- What to produce:
Rewrite the material below with every "osc-line-segment" swapped for "oscillator-line-segment", keeping everything else the same. Leave the pictures out.

- Spatial annotation entries:
★ ★ ★
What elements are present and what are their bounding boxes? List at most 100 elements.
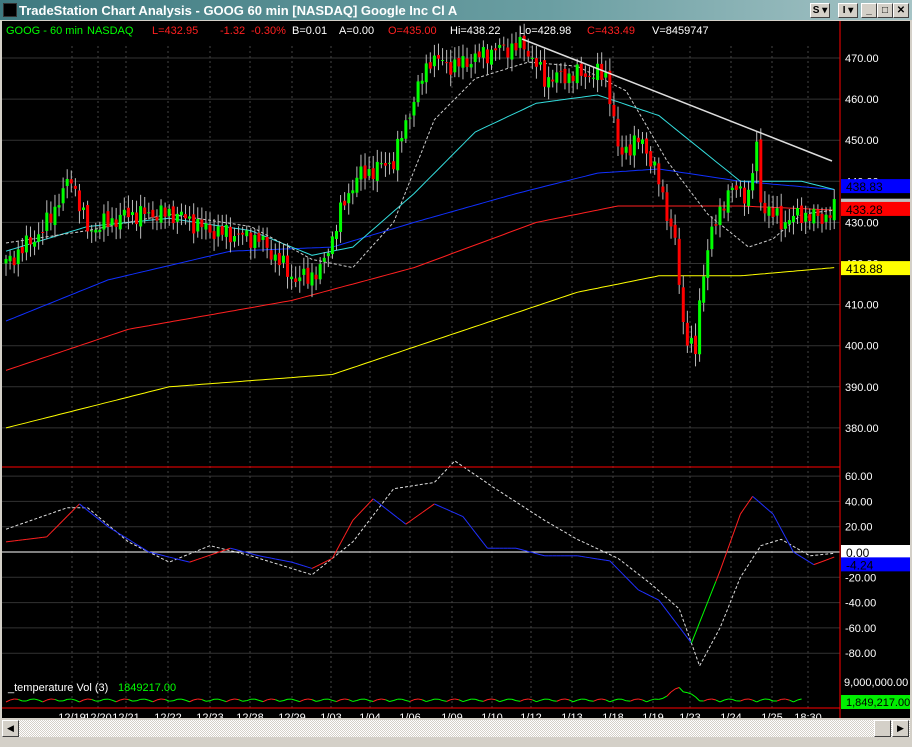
volume-line-segment bbox=[230, 698, 235, 701]
volume-line-segment bbox=[740, 698, 745, 702]
volume-line-segment bbox=[181, 698, 186, 701]
date-label: 12/29 bbox=[278, 712, 306, 718]
volume-line-segment bbox=[83, 698, 88, 701]
volume-line-segment bbox=[462, 699, 468, 703]
osc-line-segment bbox=[707, 591, 713, 603]
volume-line-segment bbox=[650, 698, 655, 701]
volume-marker-label: 1,849,217.00 bbox=[846, 697, 910, 709]
candle bbox=[208, 224, 212, 233]
date-label: 12/22 bbox=[154, 712, 182, 718]
volume-line-segment bbox=[483, 699, 488, 702]
volume-line-segment bbox=[246, 698, 251, 702]
candle bbox=[738, 186, 742, 189]
osc-line-segment bbox=[360, 507, 366, 513]
candle bbox=[755, 141, 759, 172]
scroll-thumb[interactable] bbox=[874, 720, 891, 737]
candle bbox=[653, 161, 657, 166]
osc-line-segment bbox=[674, 621, 680, 628]
candle bbox=[139, 206, 143, 227]
candle bbox=[791, 215, 795, 223]
candle bbox=[192, 214, 196, 234]
osc-line-segment bbox=[58, 520, 64, 525]
osc-line-segment bbox=[682, 632, 688, 639]
osc-line-segment bbox=[797, 554, 802, 558]
chart-area[interactable]: GOOG - 60 min NASDAQ L=432.95 -1.32 -0.3… bbox=[2, 21, 910, 724]
osc-line-segment bbox=[821, 559, 827, 563]
osc-line-segment bbox=[364, 502, 370, 508]
osc-line-segment bbox=[132, 541, 137, 545]
price-tick: 470.00 bbox=[845, 53, 879, 65]
osc-line-segment bbox=[593, 557, 598, 560]
osc-line-segment bbox=[287, 560, 292, 563]
volume-line-segment bbox=[75, 699, 80, 703]
candle bbox=[155, 216, 159, 221]
osc-line-segment bbox=[136, 543, 141, 548]
minimize-button[interactable]: _ bbox=[861, 3, 877, 18]
candle bbox=[649, 151, 653, 167]
close-button[interactable]: ✕ bbox=[893, 3, 909, 18]
candle bbox=[200, 219, 204, 228]
maximize-button[interactable]: □ bbox=[877, 3, 893, 18]
osc-line-segment bbox=[633, 585, 639, 591]
info-low: Lo=428.98 bbox=[519, 25, 571, 37]
candle bbox=[41, 231, 45, 233]
candle bbox=[612, 105, 616, 117]
candle bbox=[796, 207, 800, 216]
candle bbox=[269, 250, 273, 260]
scroll-left-button[interactable]: ◀ bbox=[2, 720, 19, 737]
s-menu-button[interactable]: S ▾ bbox=[810, 3, 830, 18]
volume-line-segment bbox=[540, 698, 545, 701]
ma-dashed-line bbox=[5, 61, 835, 269]
price-marker-label: 433.28 bbox=[846, 203, 883, 217]
osc-tick: -80.00 bbox=[845, 648, 876, 660]
candle bbox=[77, 190, 81, 212]
volume-line-segment bbox=[438, 698, 443, 702]
volume-line-segment bbox=[197, 698, 202, 701]
candle bbox=[669, 218, 673, 227]
volume-line-segment bbox=[79, 699, 84, 703]
volume-line-segment bbox=[776, 698, 782, 702]
volume-line-segment bbox=[621, 698, 627, 702]
candle bbox=[28, 237, 32, 245]
volume-line-segment bbox=[320, 698, 325, 702]
volume-line-segment bbox=[613, 698, 619, 701]
candle bbox=[412, 101, 416, 116]
volume-line-segment bbox=[405, 700, 411, 702]
date-label: 1/23 bbox=[679, 712, 700, 718]
candle bbox=[241, 232, 245, 235]
candle bbox=[126, 207, 130, 218]
scroll-right-button[interactable]: ▶ bbox=[892, 720, 909, 737]
volume-line-segment bbox=[683, 691, 688, 694]
candle bbox=[130, 212, 134, 216]
candle bbox=[143, 207, 147, 214]
horizontal-scrollbar[interactable]: ◀ ▶ bbox=[2, 720, 910, 737]
volume-line-segment bbox=[556, 699, 562, 702]
volume-line-segment bbox=[585, 698, 590, 702]
volume-line-segment bbox=[499, 699, 504, 703]
date-label: 1/04 bbox=[359, 712, 380, 718]
volume-line-segment bbox=[328, 698, 333, 701]
candle bbox=[334, 231, 338, 239]
date-label: 12/20 bbox=[84, 712, 112, 718]
candle bbox=[359, 166, 363, 180]
i-menu-button[interactable]: I ▾ bbox=[838, 3, 858, 18]
candle bbox=[12, 257, 16, 266]
osc-line-segment bbox=[230, 547, 235, 550]
osc-line-segment bbox=[585, 556, 590, 559]
chart-svg[interactable]: GOOG - 60 min NASDAQ L=432.95 -1.32 -0.3… bbox=[2, 21, 910, 724]
candle bbox=[204, 223, 208, 230]
osc-line-segment bbox=[829, 556, 835, 560]
candle bbox=[57, 205, 61, 208]
osc-line-segment bbox=[409, 517, 415, 522]
osc-line-segment bbox=[532, 552, 537, 555]
candle bbox=[24, 235, 28, 253]
candle bbox=[820, 213, 824, 224]
candle bbox=[559, 70, 563, 72]
osc-line-segment bbox=[181, 559, 186, 562]
candle bbox=[286, 255, 290, 277]
candle bbox=[294, 278, 298, 283]
volume-line-segment bbox=[189, 699, 194, 703]
osc-line-segment bbox=[271, 557, 276, 560]
osc-tick: -20.00 bbox=[845, 572, 876, 584]
osc-line-segment bbox=[601, 559, 606, 561]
★ ★ ★
- Exercise result:
What elements are present and what are their bounding boxes? List at most 100 elements.
volume-line-segment bbox=[230, 698, 235, 701]
volume-line-segment bbox=[740, 698, 745, 702]
volume-line-segment bbox=[181, 698, 186, 701]
date-label: 12/29 bbox=[278, 712, 306, 718]
volume-line-segment bbox=[83, 698, 88, 701]
volume-line-segment bbox=[462, 699, 468, 703]
oscillator-line-segment bbox=[707, 591, 713, 603]
volume-line-segment bbox=[650, 698, 655, 701]
volume-marker-label: 1,849,217.00 bbox=[846, 697, 910, 709]
candle bbox=[208, 224, 212, 233]
date-label: 12/22 bbox=[154, 712, 182, 718]
volume-line-segment bbox=[483, 699, 488, 702]
volume-line-segment bbox=[246, 698, 251, 702]
candle bbox=[738, 186, 742, 189]
oscillator-line-segment bbox=[360, 507, 366, 513]
candle bbox=[755, 141, 759, 172]
scroll-thumb[interactable] bbox=[874, 720, 891, 737]
candle bbox=[653, 161, 657, 166]
oscillator-line-segment bbox=[674, 621, 680, 628]
candle bbox=[139, 206, 143, 227]
candle bbox=[791, 215, 795, 223]
candle bbox=[192, 214, 196, 234]
oscillator-line-segment bbox=[58, 520, 64, 525]
oscillator-line-segment bbox=[682, 632, 688, 639]
oscillator-line-segment bbox=[797, 554, 802, 558]
chart-area[interactable]: GOOG - 60 min NASDAQ L=432.95 -1.32 -0.3… bbox=[2, 21, 910, 724]
oscillator-line-segment bbox=[821, 559, 827, 563]
oscillator-line-segment bbox=[364, 502, 370, 508]
oscillator-line-segment bbox=[132, 541, 137, 545]
price-tick: 470.00 bbox=[845, 53, 879, 65]
oscillator-line-segment bbox=[593, 557, 598, 560]
oscillator-line-segment bbox=[287, 560, 292, 563]
volume-line-segment bbox=[75, 699, 80, 703]
candle bbox=[155, 216, 159, 221]
oscillator-line-segment bbox=[136, 543, 141, 548]
minimize-button[interactable]: _ bbox=[861, 3, 877, 18]
candle bbox=[649, 151, 653, 167]
close-button[interactable]: ✕ bbox=[893, 3, 909, 18]
candle bbox=[200, 219, 204, 228]
maximize-button[interactable]: □ bbox=[877, 3, 893, 18]
oscillator-line-segment bbox=[633, 585, 639, 591]
info-low: Lo=428.98 bbox=[519, 25, 571, 37]
candle bbox=[41, 231, 45, 233]
candle bbox=[612, 105, 616, 117]
candle bbox=[796, 207, 800, 216]
candle bbox=[269, 250, 273, 260]
scroll-left-button[interactable]: ◀ bbox=[2, 720, 19, 737]
s-menu-button[interactable]: S ▾ bbox=[810, 3, 830, 18]
volume-line-segment bbox=[540, 698, 545, 701]
ma-dashed-line bbox=[5, 61, 835, 269]
price-marker-label: 433.28 bbox=[846, 203, 883, 217]
osc-tick: -80.00 bbox=[845, 648, 876, 660]
candle bbox=[77, 190, 81, 212]
volume-line-segment bbox=[438, 698, 443, 702]
volume-line-segment bbox=[197, 698, 202, 701]
candle bbox=[669, 218, 673, 227]
volume-line-segment bbox=[79, 699, 84, 703]
volume-line-segment bbox=[776, 698, 782, 702]
volume-line-segment bbox=[621, 698, 627, 702]
candle bbox=[28, 237, 32, 245]
volume-line-segment bbox=[320, 698, 325, 702]
volume-line-segment bbox=[613, 698, 619, 701]
candle bbox=[412, 101, 416, 116]
volume-line-segment bbox=[405, 700, 411, 702]
date-label: 1/23 bbox=[679, 712, 700, 718]
candle bbox=[241, 232, 245, 235]
candle bbox=[126, 207, 130, 218]
scroll-right-button[interactable]: ▶ bbox=[892, 720, 909, 737]
volume-line-segment bbox=[683, 691, 688, 694]
candle bbox=[130, 212, 134, 216]
candle bbox=[143, 207, 147, 214]
horizontal-scrollbar[interactable]: ◀ ▶ bbox=[2, 720, 910, 737]
volume-line-segment bbox=[556, 699, 562, 702]
volume-line-segment bbox=[585, 698, 590, 702]
volume-line-segment bbox=[499, 699, 504, 703]
date-label: 1/04 bbox=[359, 712, 380, 718]
volume-line-segment bbox=[328, 698, 333, 701]
candle bbox=[334, 231, 338, 239]
date-label: 12/20 bbox=[84, 712, 112, 718]
candle bbox=[359, 166, 363, 180]
i-menu-button[interactable]: I ▾ bbox=[838, 3, 858, 18]
candle bbox=[12, 257, 16, 266]
oscillator-line-segment bbox=[230, 547, 235, 550]
oscillator-line-segment bbox=[585, 556, 590, 559]
chart-svg[interactable]: GOOG - 60 min NASDAQ L=432.95 -1.32 -0.3… bbox=[2, 21, 910, 724]
candle bbox=[204, 223, 208, 230]
oscillator-line-segment bbox=[829, 556, 835, 560]
candle bbox=[57, 205, 61, 208]
oscillator-line-segment bbox=[409, 517, 415, 522]
oscillator-line-segment bbox=[532, 552, 537, 555]
candle bbox=[24, 235, 28, 253]
candle bbox=[820, 213, 824, 224]
candle bbox=[559, 70, 563, 72]
oscillator-line-segment bbox=[181, 559, 186, 562]
candle bbox=[286, 255, 290, 277]
candle bbox=[294, 278, 298, 283]
volume-line-segment bbox=[189, 699, 194, 703]
oscillator-line-segment bbox=[271, 557, 276, 560]
osc-tick: -20.00 bbox=[845, 572, 876, 584]
oscillator-line-segment bbox=[601, 559, 606, 561]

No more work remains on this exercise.